====== EXERCISE INPUT ======

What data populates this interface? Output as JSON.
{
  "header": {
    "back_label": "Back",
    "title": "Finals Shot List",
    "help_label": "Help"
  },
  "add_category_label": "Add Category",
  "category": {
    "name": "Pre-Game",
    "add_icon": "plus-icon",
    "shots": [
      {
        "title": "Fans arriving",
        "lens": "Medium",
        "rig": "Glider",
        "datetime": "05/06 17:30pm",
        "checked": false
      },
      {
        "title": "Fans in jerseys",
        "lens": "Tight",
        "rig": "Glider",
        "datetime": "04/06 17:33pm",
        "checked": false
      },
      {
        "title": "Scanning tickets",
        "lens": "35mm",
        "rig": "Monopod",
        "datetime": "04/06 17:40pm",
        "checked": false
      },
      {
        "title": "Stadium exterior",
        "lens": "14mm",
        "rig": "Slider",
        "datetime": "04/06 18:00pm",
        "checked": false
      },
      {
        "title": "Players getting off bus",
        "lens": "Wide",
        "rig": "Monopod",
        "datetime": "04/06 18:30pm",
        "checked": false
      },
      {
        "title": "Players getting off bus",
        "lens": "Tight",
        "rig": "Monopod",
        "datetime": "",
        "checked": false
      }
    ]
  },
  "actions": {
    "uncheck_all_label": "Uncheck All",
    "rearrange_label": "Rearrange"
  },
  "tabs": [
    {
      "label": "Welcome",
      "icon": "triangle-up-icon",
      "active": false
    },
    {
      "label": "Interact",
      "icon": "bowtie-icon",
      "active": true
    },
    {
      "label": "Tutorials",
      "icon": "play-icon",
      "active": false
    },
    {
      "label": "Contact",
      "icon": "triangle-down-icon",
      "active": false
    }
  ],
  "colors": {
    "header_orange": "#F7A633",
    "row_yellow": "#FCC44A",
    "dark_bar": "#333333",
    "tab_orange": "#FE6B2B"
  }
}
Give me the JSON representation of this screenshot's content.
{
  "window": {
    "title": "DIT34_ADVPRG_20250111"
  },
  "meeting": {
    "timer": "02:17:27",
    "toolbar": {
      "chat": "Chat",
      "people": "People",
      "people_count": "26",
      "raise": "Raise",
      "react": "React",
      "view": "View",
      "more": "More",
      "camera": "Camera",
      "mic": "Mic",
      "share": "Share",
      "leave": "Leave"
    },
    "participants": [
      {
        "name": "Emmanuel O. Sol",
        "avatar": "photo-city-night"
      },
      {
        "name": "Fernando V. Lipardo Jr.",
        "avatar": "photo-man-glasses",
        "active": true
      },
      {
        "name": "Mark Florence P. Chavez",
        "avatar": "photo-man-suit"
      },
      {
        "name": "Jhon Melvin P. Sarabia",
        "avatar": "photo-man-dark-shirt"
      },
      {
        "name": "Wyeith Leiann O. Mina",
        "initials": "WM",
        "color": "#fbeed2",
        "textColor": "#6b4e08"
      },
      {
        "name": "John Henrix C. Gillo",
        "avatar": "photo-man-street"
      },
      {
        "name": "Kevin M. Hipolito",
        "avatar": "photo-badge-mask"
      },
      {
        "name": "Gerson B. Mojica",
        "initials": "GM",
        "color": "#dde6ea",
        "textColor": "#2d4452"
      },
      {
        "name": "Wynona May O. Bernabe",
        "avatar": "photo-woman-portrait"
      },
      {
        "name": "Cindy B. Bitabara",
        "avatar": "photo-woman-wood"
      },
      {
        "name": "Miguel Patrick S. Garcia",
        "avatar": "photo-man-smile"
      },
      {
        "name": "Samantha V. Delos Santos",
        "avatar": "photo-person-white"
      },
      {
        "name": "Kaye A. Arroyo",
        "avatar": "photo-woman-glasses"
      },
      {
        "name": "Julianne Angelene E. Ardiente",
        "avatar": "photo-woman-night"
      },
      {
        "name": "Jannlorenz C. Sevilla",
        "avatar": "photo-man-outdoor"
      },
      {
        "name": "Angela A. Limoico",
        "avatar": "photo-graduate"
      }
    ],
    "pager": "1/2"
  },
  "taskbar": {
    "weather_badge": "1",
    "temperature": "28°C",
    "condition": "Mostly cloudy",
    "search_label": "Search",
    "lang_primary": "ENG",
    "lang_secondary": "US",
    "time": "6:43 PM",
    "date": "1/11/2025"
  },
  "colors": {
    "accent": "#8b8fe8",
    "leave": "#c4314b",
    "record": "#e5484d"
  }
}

======

## WHAT TO DO
Your answer should be a single number: the count of lines that contain "icon".

## ANSWER TO THIS TASK
5